Collection entries
■ ■ ■ ■ ■ ■ ■

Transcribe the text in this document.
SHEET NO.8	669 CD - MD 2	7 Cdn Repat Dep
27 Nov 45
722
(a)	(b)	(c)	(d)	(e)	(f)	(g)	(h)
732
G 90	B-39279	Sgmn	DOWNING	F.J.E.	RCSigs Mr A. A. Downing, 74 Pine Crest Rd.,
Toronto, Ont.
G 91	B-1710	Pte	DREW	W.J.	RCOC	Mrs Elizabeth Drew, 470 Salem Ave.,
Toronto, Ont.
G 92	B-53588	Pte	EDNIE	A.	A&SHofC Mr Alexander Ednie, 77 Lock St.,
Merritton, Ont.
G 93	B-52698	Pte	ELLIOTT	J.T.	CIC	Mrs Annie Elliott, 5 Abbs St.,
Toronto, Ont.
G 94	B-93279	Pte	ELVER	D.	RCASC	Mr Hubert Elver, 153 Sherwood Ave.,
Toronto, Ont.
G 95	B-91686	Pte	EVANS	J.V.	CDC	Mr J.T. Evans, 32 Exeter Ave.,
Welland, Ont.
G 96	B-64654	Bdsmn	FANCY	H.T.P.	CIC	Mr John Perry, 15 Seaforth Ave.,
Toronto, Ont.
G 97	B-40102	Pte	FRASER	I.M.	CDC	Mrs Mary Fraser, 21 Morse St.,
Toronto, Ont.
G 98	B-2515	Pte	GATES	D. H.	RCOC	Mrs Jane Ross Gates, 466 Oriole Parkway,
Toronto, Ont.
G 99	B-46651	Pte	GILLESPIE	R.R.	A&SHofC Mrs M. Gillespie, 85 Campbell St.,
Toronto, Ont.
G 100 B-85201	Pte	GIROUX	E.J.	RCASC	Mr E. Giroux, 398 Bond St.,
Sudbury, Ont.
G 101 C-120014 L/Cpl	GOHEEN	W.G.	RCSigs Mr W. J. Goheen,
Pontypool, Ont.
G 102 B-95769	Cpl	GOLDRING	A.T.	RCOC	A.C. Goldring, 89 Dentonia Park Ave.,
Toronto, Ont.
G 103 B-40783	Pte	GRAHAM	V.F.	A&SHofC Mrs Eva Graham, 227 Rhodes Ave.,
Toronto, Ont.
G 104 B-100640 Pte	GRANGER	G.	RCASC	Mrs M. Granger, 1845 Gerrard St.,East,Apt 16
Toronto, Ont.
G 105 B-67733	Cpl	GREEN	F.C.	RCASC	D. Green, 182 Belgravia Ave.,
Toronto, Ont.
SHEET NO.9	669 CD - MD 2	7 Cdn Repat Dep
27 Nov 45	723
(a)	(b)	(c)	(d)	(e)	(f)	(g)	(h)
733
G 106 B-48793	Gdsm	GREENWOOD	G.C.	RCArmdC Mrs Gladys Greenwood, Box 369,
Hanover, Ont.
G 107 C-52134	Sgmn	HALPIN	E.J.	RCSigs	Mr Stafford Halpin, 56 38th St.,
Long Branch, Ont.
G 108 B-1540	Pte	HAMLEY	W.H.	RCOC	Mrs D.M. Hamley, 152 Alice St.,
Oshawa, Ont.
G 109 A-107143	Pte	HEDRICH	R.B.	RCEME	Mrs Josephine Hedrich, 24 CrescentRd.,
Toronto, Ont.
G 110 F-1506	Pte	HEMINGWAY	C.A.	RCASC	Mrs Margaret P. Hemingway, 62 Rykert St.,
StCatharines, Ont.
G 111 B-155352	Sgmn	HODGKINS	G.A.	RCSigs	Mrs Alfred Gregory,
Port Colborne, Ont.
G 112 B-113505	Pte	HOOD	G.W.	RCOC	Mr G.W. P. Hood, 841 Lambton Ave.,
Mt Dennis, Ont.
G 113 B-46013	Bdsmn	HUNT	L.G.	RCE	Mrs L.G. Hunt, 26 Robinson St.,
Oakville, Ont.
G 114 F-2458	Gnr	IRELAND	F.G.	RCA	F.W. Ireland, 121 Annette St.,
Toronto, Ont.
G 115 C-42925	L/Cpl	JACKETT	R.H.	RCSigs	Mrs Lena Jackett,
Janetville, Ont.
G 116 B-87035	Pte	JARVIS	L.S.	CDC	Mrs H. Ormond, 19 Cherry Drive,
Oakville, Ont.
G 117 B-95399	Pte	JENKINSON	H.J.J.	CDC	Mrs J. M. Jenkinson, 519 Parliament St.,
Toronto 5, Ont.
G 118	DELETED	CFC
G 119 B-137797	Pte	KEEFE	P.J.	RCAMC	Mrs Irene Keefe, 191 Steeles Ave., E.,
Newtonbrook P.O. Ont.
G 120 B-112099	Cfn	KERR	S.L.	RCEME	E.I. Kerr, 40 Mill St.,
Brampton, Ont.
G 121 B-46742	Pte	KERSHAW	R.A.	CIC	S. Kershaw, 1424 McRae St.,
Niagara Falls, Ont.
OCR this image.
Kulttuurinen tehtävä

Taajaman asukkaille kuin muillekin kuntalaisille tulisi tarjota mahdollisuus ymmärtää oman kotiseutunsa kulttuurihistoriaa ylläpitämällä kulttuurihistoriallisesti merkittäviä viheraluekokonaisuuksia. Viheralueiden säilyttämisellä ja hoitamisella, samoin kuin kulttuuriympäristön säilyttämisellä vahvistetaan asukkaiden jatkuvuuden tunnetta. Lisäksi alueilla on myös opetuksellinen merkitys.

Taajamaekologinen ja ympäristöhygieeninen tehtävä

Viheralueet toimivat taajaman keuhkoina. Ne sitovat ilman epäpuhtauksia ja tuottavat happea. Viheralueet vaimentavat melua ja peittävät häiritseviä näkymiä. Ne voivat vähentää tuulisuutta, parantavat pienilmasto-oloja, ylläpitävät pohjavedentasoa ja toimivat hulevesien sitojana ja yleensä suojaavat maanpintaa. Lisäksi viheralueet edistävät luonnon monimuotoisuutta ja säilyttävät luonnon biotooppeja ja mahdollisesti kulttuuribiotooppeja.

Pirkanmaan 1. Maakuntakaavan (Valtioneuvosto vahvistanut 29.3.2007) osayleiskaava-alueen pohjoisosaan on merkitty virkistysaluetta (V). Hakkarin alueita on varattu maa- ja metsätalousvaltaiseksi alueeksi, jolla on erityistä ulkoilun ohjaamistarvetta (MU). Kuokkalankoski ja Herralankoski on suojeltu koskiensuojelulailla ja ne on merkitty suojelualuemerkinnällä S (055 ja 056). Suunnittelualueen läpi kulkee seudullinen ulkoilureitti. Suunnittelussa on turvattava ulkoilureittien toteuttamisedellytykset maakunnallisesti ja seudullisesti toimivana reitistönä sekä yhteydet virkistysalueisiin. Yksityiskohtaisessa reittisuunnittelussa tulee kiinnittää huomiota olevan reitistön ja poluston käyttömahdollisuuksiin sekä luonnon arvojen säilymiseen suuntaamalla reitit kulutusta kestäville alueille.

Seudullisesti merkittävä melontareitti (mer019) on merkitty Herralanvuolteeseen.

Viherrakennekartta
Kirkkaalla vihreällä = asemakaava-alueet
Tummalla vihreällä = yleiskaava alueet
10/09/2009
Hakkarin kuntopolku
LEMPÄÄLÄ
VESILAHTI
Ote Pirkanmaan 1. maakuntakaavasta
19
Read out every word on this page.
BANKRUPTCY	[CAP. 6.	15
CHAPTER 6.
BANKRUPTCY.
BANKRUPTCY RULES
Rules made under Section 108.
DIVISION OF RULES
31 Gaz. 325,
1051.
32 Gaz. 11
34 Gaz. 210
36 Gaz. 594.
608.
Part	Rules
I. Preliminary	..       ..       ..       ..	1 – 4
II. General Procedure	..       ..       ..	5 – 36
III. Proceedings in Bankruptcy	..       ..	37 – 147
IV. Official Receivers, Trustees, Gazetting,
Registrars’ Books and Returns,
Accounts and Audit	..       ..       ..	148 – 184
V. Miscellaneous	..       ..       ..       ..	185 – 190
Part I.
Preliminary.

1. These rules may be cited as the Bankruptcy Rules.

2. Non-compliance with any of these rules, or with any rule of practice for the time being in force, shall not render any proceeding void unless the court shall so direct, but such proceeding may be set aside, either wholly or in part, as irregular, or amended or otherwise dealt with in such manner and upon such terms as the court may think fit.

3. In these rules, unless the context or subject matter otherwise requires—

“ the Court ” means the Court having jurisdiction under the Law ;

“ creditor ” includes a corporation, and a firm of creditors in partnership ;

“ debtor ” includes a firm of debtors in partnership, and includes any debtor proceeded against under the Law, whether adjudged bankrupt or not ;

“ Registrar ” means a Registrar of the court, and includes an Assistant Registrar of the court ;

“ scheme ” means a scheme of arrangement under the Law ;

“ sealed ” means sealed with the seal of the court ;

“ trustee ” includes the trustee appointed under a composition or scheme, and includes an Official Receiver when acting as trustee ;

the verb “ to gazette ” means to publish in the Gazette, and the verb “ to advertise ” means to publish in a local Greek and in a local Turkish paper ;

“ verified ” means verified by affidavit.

■ ■ ■ ■ ■ ■ ■

**WHAT THIS TASK INVOLVES**
Find every line that has "Bdsmn" in it, then return those lines.

**ANSWER TO THE TASK**
G 96	B-64654	Bdsmn	FANCY	H.T.P.	CIC	Mr John Perry, 15 Seaforth Ave.,
G 113 B-46013	Bdsmn	HUNT	L.G.	RCE	Mrs L.G. Hunt, 26 Robinson St.,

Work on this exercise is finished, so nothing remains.